• _Source data_:
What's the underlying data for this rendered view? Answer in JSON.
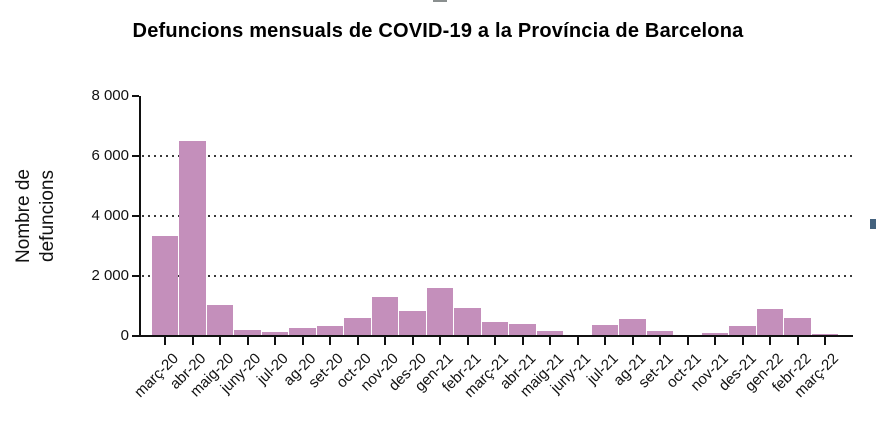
{
  "page": {
    "title": "Defuncions mensuals de COVID-19 a la Província de Barcelona"
  },
  "chart_data": {
    "type": "bar",
    "title": "Defuncions mensuals de COVID-19 a la Província de Barcelona",
    "ylabel": "Nombre de defuncions",
    "ylabel_lines": [
      "Nombre de",
      "defuncions"
    ],
    "xlabel": "",
    "categories": [
      "març-20",
      "abr-20",
      "maig-20",
      "juny-20",
      "jul-20",
      "ag-20",
      "set-20",
      "oct-20",
      "nov-20",
      "des-20",
      "gen-21",
      "febr-21",
      "març-21",
      "abr-21",
      "maig-21",
      "juny-21",
      "jul-21",
      "ag-21",
      "set-21",
      "oct-21",
      "nov-21",
      "des-21",
      "gen-22",
      "febr-22",
      "març-22"
    ],
    "values": [
      3350,
      6500,
      1050,
      200,
      150,
      270,
      330,
      600,
      1300,
      850,
      1600,
      920,
      460,
      400,
      170,
      40,
      370,
      560,
      170,
      20,
      100,
      340,
      890,
      600,
      60
    ],
    "ylim": [
      0,
      8000
    ],
    "ytick_step": 2000,
    "ytick_labels": [
      "0",
      "2 000",
      "4 000",
      "6 000",
      "8 000"
    ],
    "grid": "horizontal dotted at 2000, 4000, 6000",
    "legend": "none",
    "bar_color": "#c48fbb",
    "axis_color": "#111111"
  },
  "artifacts": {
    "top_dash_color": "#8a8f8f",
    "right_chip_color": "#44627e"
  }
}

• _Exercise aim_: Each entry must be retyped word for word, with every image omitted.

• _Written response_:
What's the underlying data for this rendered view? Answer in JSON.
{
  "page": {
    "title": "Defuncions mensuals de COVID-19 a la Província de Barcelona"
  },
  "chart_data": {
    "type": "bar",
    "title": "Defuncions mensuals de COVID-19 a la Província de Barcelona",
    "ylabel": "Nombre de defuncions",
    "ylabel_lines": [
      "Nombre de",
      "defuncions"
    ],
    "xlabel": "",
    "categories": [
      "març-20",
      "abr-20",
      "maig-20",
      "juny-20",
      "jul-20",
      "ag-20",
      "set-20",
      "oct-20",
      "nov-20",
      "des-20",
      "gen-21",
      "febr-21",
      "març-21",
      "abr-21",
      "maig-21",
      "juny-21",
      "jul-21",
      "ag-21",
      "set-21",
      "oct-21",
      "nov-21",
      "des-21",
      "gen-22",
      "febr-22",
      "març-22"
    ],
    "values": [
      3350,
      6500,
      1050,
      200,
      150,
      270,
      330,
      600,
      1300,
      850,
      1600,
      920,
      460,
      400,
      170,
      40,
      370,
      560,
      170,
      20,
      100,
      340,
      890,
      600,
      60
    ],
    "ylim": [
      0,
      8000
    ],
    "ytick_step": 2000,
    "ytick_labels": [
      "0",
      "2 000",
      "4 000",
      "6 000",
      "8 000"
    ],
    "grid": "horizontal dotted at 2000, 4000, 6000",
    "legend": "none",
    "bar_color": "#c48fbb",
    "axis_color": "#111111"
  },
  "artifacts": {
    "top_dash_color": "#8a8f8f",
    "right_chip_color": "#44627e"
  }
}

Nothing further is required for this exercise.